Dans le texte sur les lanceurs européens, renvoyez mot pour mot le passage allant de "Pour réussir des" jusqu'à "juger l'expérience européenne.".

**SECTION DU DOCUMENT:**
_ _ _ _ _ _ _
7. Les démarches souverainistes ne sont pas un facteur de succès, bien au contraire !
Pour réussir des projets, il ne suffit pas de faire 'béatement' un accord entre pays 'souverains', et l'approche souverainiste montre au contraire très clairement ses limites, à en juger l'expérience européenne.
Commençons par revenir aux lanceurs Ariane, et aux essais européens infructueux de fusées qui les ont précédés.
Ces fusées Europa et Europa II (antérieures à Ariane), dont la conception jusqu'en 1971 résultait d'un compromis politique, étaient donc le fruit de " l'Europe des nations, l'Europe des États qui se mettent ensemble pour construire des projets librement décidés dont ils déterminent les périmètres de manière souveraine", sauf que 6 échecs sur 6 montrent que de tels projets ne fonctionnent pas automatiquement, c'est le moins qu'on puisse dire !
" La principale cause de l'échec de ce programme aura été le manque de coordination entre les pays y participant " [4] D'ailleurs n'est-il pas instructif de constater que les pages Wikipedia relatives à ce projet de lanceur ne contiennent que des photos (ci-contre) de chacun des 3 étages, chacun réalisés par un pays différent, et aucune du lanceur tout entier, ?
Ce qui a permis en revanche le succès du lanceur Ariane 1 (premier vol, une réussite, en 1979), c'est de définir en 1972 une maîtrise d'oeuvre unique (le CNES français en l'occurrence), tout en concevant cette fusée dans une perspective européenne : la France seule ne pourrait porter seule ce projet, et d'autres pays rejoindraient le projet plus tard.
_ _ _ _ _ _ _
**ENTRÉES LISTÉES:**

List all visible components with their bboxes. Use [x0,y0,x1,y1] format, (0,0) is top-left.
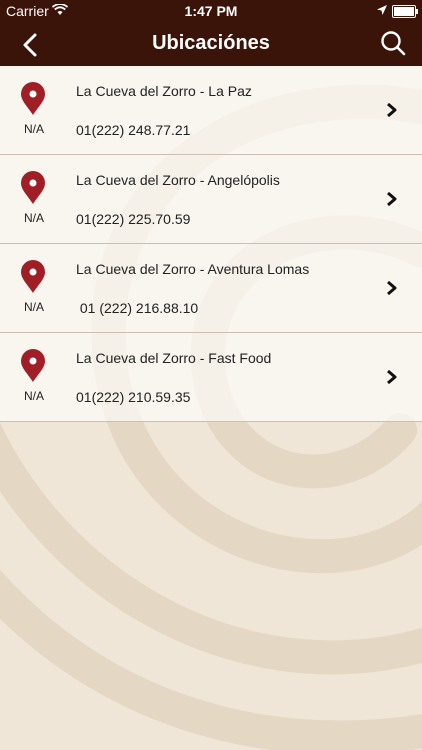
search-icon[interactable] [380,30,406,56]
location-name: La Cueva del Zorro - Fast Food [76,350,272,366]
location-name: La Cueva del Zorro - La Paz [76,83,252,99]
list-item[interactable]: N/A La Cueva del Zorro - Aventura Lomas … [0,244,422,333]
distance-label: N/A [23,211,44,225]
list-item[interactable]: N/A La Cueva del Zorro - Angelópolis 01(… [0,155,422,244]
location-phone: 01 (222) 216.88.10 [76,300,199,316]
map-pin-icon [21,349,45,382]
distance-label: N/A [23,300,44,314]
chevron-right-icon [387,280,397,296]
navigation-bar: Ubicaciónes [0,22,422,66]
location-phone: 01(222) 225.70.59 [76,211,191,227]
locations-list: N/A La Cueva del Zorro - La Paz 01(222) … [0,66,422,422]
list-item[interactable]: N/A La Cueva del Zorro - La Paz 01(222) … [0,66,422,155]
chevron-right-icon [387,102,397,118]
page-title: Ubicaciónes [152,32,270,54]
map-pin-icon [21,171,45,204]
location-phone: 01(222) 210.59.35 [76,389,191,405]
distance-label: N/A [23,122,44,136]
location-arrow-icon [377,5,387,15]
location-phone: 01(222) 248.77.21 [76,122,191,138]
status-time: 1:47 PM [184,3,238,19]
list-item[interactable]: N/A La Cueva del Zorro - Fast Food 01(22… [0,333,422,422]
battery-icon [392,5,418,18]
location-name: La Cueva del Zorro - Aventura Lomas [76,261,310,277]
chevron-right-icon [387,369,397,385]
chevron-right-icon [387,191,397,207]
map-pin-icon [21,82,45,115]
status-bar: Carrier 1:47 PM [0,0,422,22]
distance-label: N/A [23,389,44,403]
location-name: La Cueva del Zorro - Angelópolis [76,172,280,188]
map-pin-icon [21,260,45,293]
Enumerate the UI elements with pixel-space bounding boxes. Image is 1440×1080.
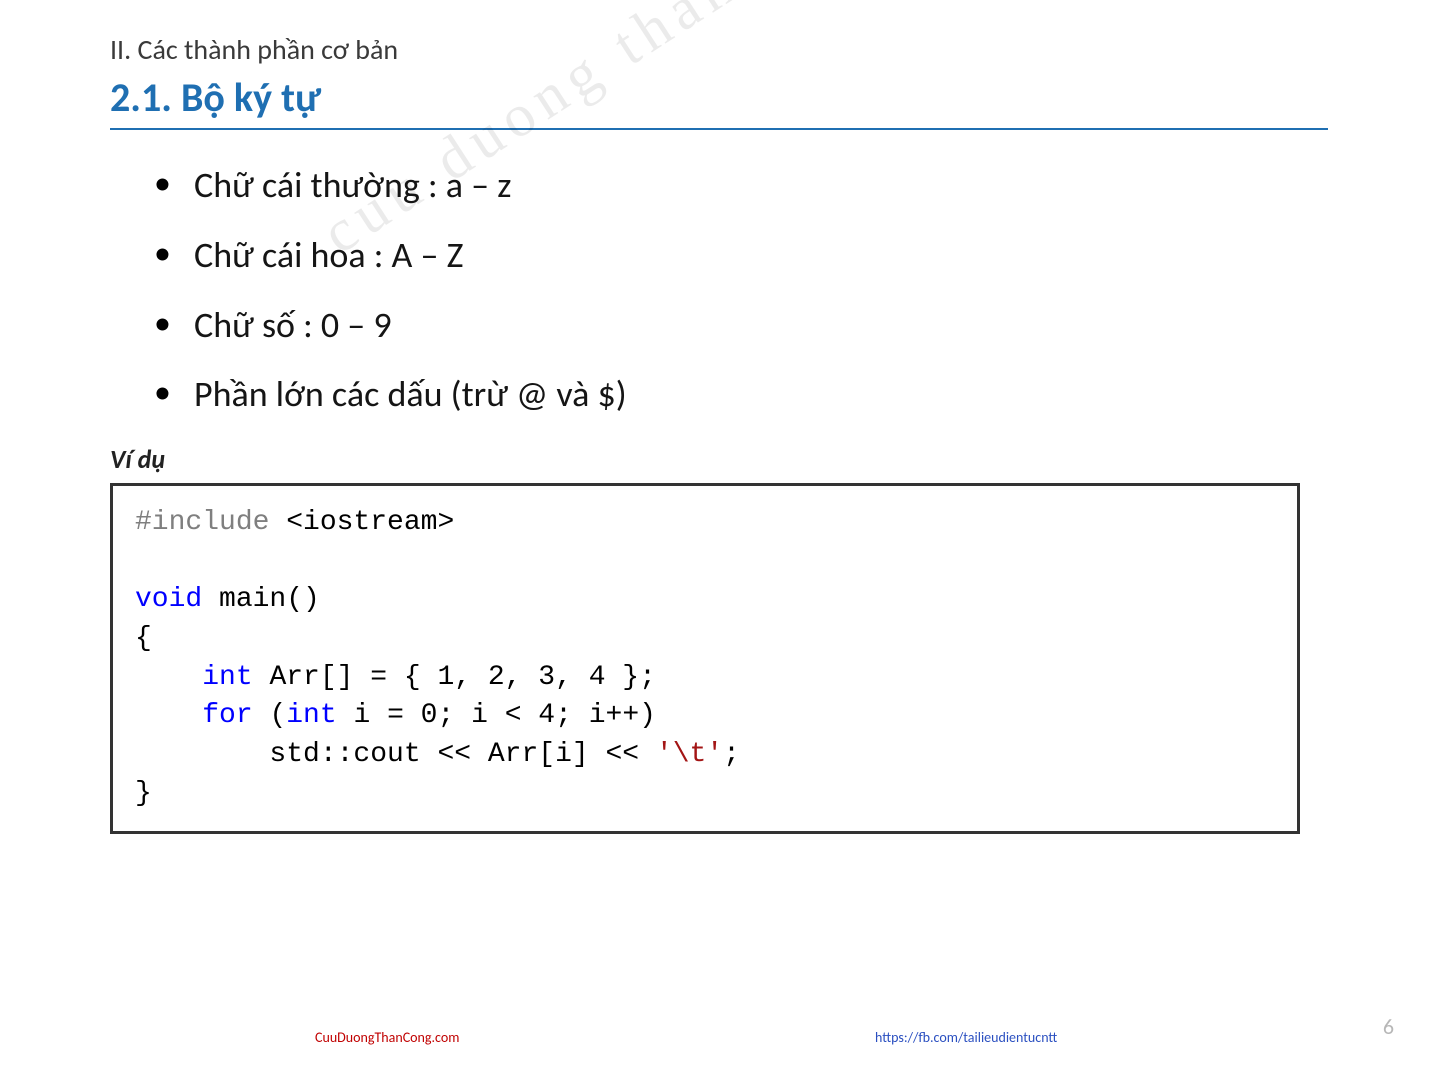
code-indent <box>135 700 202 731</box>
code-example: #include <iostream> void main() { int Ar… <box>110 483 1300 834</box>
code-text: } <box>135 778 152 809</box>
slide: cuu duong than cong . com II. Các thành … <box>0 0 1440 1080</box>
list-item: Chữ cái hoa : A – Z <box>150 228 1330 284</box>
code-text: ( <box>253 700 287 731</box>
code-text: { <box>135 623 152 654</box>
list-item: Chữ cái thường : a – z <box>150 158 1330 214</box>
code-keyword: int <box>202 662 252 693</box>
code-keyword: void <box>135 584 202 615</box>
code-indent <box>135 739 269 770</box>
breadcrumb: II. Các thành phần cơ bản <box>110 32 1330 67</box>
code-text: i = 0; i < 4; i++) <box>337 700 656 731</box>
section-title: 2.1. Bộ ký tự <box>110 73 1328 130</box>
code-text: <iostream> <box>269 507 454 538</box>
bullet-list: Chữ cái thường : a – z Chữ cái hoa : A –… <box>150 158 1330 423</box>
code-text: std::cout << Arr[i] << <box>269 739 655 770</box>
code-char-literal: '\t' <box>656 739 723 770</box>
list-item: Chữ số : 0 – 9 <box>150 298 1330 354</box>
footer-right-link[interactable]: https://fb.com/tailieudientucntt <box>875 1029 1057 1046</box>
example-label: Ví dụ <box>110 443 1330 475</box>
code-text: Arr[] = { 1, 2, 3, 4 }; <box>253 662 656 693</box>
list-item: Phần lớn các dấu (trừ @ và $) <box>150 367 1330 423</box>
code-indent <box>135 662 202 693</box>
footer-left-link[interactable]: CuuDuongThanCong.com <box>315 1029 459 1046</box>
page-number: 6 <box>1383 1013 1394 1040</box>
code-text: ; <box>723 739 740 770</box>
code-keyword: for <box>202 700 252 731</box>
code-text: main() <box>202 584 320 615</box>
code-keyword: int <box>286 700 336 731</box>
code-preprocessor: #include <box>135 507 269 538</box>
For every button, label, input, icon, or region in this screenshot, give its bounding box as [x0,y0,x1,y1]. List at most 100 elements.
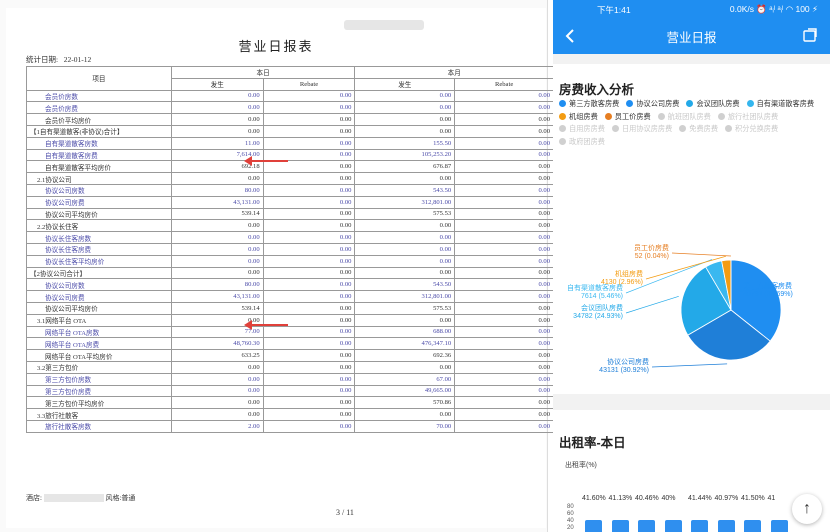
_ _ _ _ _ _ _
**RÉSULTAT:**
Pour réussir des projets, il ne suffit pas de faire 'béatement' un accord entre pays 'souverains', et l'approche souverainiste montre au contraire très clairement ses limites, à en juger l'expérience européenne.